PROBLEM TO SOLVE - Count how many lines contain the word "целесообразности". Please give only the number.

DATA FOR THIS EXERCISE -
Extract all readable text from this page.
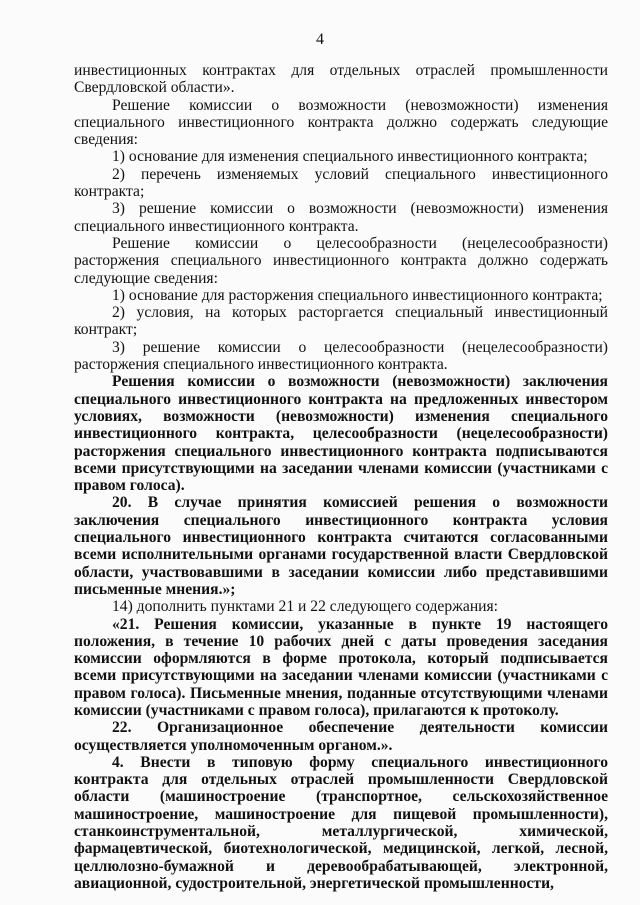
4

инвестиционных контрактах для отдельных отраслей промышленности Свердловской области».

Решение комиссии о возможности (невозможности) изменения специального инвестиционного контракта должно содержать следующие сведения:

1) основание для изменения специального инвестиционного контракта;

2) перечень изменяемых условий специального инвестиционного контракта;

3) решение комиссии о возможности (невозможности) изменения специального инвестиционного контракта.

Решение комиссии о целесообразности (нецелесообразности) расторжения специального инвестиционного контракта должно содержать следующие сведения:

1) основание для расторжения специального инвестиционного контракта;

2) условия, на которых расторгается специальный инвестиционный контракт;

3) решение комиссии о целесообразности (нецелесообразности) расторжения специального инвестиционного контракта.

Решения комиссии о возможности (невозможности) заключения специального инвестиционного контракта на предложенных инвестором условиях, возможности (невозможности) изменения специального инвестиционного контракта, целесообразности (нецелесообразности) расторжения специального инвестиционного контракта подписываются всеми присутствующими на заседании членами комиссии (участниками с правом голоса).

20. В случае принятия комиссией решения о возможности заключения специального инвестиционного контракта условия специального инвестиционного контракта считаются согласованными всеми исполнительными органами государственной власти Свердловской области, участвовавшими в заседании комиссии либо представившими письменные мнения.»;

14) дополнить пунктами 21 и 22 следующего содержания:

«21. Решения комиссии, указанные в пункте 19 настоящего положения, в течение 10 рабочих дней с даты проведения заседания комиссии оформляются в форме протокола, который подписывается всеми присутствующими на заседании членами комиссии (участниками с правом голоса). Письменные мнения, поданные отсутствующими членами комиссии (участниками с правом голоса), прилагаются к протоколу.

22. Организационное обеспечение деятельности комиссии осуществляется уполномоченным органом.».

4. Внести в типовую форму специального инвестиционного контракта для отдельных отраслей промышленности Свердловской области (машиностроение (транспортное, сельскохозяйственное машиностроение, машиностроение для пищевой промышленности), станкоинструментальной, металлургической, химической, фармацевтической, биотехнологической, медицинской, легкой, лесной, целлюлозно-бумажной и деревообрабатывающей, электронной, авиационной, судостроительной, энергетической промышленности,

EXPECTED ANSWER - 3